# START OF Excerpted data
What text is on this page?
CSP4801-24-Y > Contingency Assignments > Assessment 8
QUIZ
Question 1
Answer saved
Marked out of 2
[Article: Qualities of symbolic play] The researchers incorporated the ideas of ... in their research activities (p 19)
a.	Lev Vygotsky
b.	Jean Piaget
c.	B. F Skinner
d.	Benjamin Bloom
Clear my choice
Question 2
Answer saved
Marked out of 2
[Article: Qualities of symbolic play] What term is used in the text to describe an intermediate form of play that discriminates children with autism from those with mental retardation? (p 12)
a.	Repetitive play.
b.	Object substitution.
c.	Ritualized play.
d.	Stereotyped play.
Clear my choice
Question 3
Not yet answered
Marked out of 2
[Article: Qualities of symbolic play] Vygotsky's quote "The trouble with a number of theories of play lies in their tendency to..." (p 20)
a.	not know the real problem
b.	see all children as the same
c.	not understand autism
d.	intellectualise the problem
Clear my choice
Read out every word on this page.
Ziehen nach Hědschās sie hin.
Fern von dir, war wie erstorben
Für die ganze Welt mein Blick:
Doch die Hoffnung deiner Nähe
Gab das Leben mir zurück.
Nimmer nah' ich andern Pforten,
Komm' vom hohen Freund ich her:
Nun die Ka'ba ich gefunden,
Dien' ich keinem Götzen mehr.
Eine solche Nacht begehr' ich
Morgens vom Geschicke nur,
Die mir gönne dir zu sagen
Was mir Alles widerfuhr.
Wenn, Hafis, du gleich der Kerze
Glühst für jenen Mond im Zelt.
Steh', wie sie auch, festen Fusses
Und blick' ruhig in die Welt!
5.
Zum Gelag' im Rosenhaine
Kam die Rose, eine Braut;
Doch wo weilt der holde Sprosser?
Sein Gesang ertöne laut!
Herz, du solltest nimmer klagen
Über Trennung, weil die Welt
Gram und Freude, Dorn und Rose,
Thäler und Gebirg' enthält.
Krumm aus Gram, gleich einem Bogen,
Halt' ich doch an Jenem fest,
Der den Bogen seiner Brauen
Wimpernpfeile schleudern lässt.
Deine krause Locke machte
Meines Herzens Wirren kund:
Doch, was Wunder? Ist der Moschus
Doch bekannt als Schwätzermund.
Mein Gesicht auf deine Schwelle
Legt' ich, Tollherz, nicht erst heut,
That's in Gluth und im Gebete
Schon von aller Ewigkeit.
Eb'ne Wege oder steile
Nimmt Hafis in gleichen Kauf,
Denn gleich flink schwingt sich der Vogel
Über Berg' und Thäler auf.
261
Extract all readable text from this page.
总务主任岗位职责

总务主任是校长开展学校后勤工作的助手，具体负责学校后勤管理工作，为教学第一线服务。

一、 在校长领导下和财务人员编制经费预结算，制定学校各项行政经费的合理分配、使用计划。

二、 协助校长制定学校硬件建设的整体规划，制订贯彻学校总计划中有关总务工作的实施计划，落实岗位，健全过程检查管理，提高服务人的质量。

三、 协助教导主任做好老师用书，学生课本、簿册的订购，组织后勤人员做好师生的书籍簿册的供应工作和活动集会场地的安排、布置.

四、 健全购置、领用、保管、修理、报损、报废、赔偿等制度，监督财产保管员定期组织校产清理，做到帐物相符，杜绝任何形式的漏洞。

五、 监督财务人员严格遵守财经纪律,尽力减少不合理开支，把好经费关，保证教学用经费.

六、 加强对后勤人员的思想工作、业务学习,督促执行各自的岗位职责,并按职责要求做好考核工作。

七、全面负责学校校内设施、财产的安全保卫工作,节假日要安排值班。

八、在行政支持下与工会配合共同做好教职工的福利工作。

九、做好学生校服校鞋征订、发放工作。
# END OF Excerpted data
__Stated task__
Restate all of the entries above precisely.

__Exercise output__
What text is on this page?
CSP4801-24-Y > Contingency Assignments > Assessment 8
QUIZ
Question 1
Answer saved
Marked out of 2
[Article: Qualities of symbolic play] The researchers incorporated the ideas of ... in their research activities (p 19)
a.	Lev Vygotsky
b.	Jean Piaget
c.	B. F Skinner
d.	Benjamin Bloom
Clear my choice
Question 2
Answer saved
Marked out of 2
[Article: Qualities of symbolic play] What term is used in the text to describe an intermediate form of play that discriminates children with autism from those with mental retardation? (p 12)
a.	Repetitive play.
b.	Object substitution.
c.	Ritualized play.
d.	Stereotyped play.
Clear my choice
Question 3
Not yet answered
Marked out of 2
[Article: Qualities of symbolic play] Vygotsky's quote "The trouble with a number of theories of play lies in their tendency to..." (p 20)
a.	not know the real problem
b.	see all children as the same
c.	not understand autism
d.	intellectualise the problem
Clear my choice
Read out every word on this page.
Ziehen nach Hědschās sie hin.
Fern von dir, war wie erstorben
Für die ganze Welt mein Blick:
Doch die Hoffnung deiner Nähe
Gab das Leben mir zurück.
Nimmer nah' ich andern Pforten,
Komm' vom hohen Freund ich her:
Nun die Ka'ba ich gefunden,
Dien' ich keinem Götzen mehr.
Eine solche Nacht begehr' ich
Morgens vom Geschicke nur,
Die mir gönne dir zu sagen
Was mir Alles widerfuhr.
Wenn, Hafis, du gleich der Kerze
Glühst für jenen Mond im Zelt.
Steh', wie sie auch, festen Fusses
Und blick' ruhig in die Welt!
5.
Zum Gelag' im Rosenhaine
Kam die Rose, eine Braut;
Doch wo weilt der holde Sprosser?
Sein Gesang ertöne laut!
Herz, du solltest nimmer klagen
Über Trennung, weil die Welt
Gram und Freude, Dorn und Rose,
Thäler und Gebirg' enthält.
Krumm aus Gram, gleich einem Bogen,
Halt' ich doch an Jenem fest,
Der den Bogen seiner Brauen
Wimpernpfeile schleudern lässt.
Deine krause Locke machte
Meines Herzens Wirren kund:
Doch, was Wunder? Ist der Moschus
Doch bekannt als Schwätzermund.
Mein Gesicht auf deine Schwelle
Legt' ich, Tollherz, nicht erst heut,
That's in Gluth und im Gebete
Schon von aller Ewigkeit.
Eb'ne Wege oder steile
Nimmt Hafis in gleichen Kauf,
Denn gleich flink schwingt sich der Vogel
Über Berg' und Thäler auf.
261
Extract all readable text from this page.
总务主任岗位职责

总务主任是校长开展学校后勤工作的助手，具体负责学校后勤管理工作，为教学第一线服务。

一、 在校长领导下和财务人员编制经费预结算，制定学校各项行政经费的合理分配、使用计划。

二、 协助校长制定学校硬件建设的整体规划，制订贯彻学校总计划中有关总务工作的实施计划，落实岗位，健全过程检查管理，提高服务人的质量。

三、 协助教导主任做好老师用书，学生课本、簿册的订购，组织后勤人员做好师生的书籍簿册的供应工作和活动集会场地的安排、布置.

四、 健全购置、领用、保管、修理、报损、报废、赔偿等制度，监督财产保管员定期组织校产清理，做到帐物相符，杜绝任何形式的漏洞。

五、 监督财务人员严格遵守财经纪律,尽力减少不合理开支，把好经费关，保证教学用经费.

六、 加强对后勤人员的思想工作、业务学习,督促执行各自的岗位职责,并按职责要求做好考核工作。

七、全面负责学校校内设施、财产的安全保卫工作,节假日要安排值班。

八、在行政支持下与工会配合共同做好教职工的福利工作。

九、做好学生校服校鞋征订、发放工作。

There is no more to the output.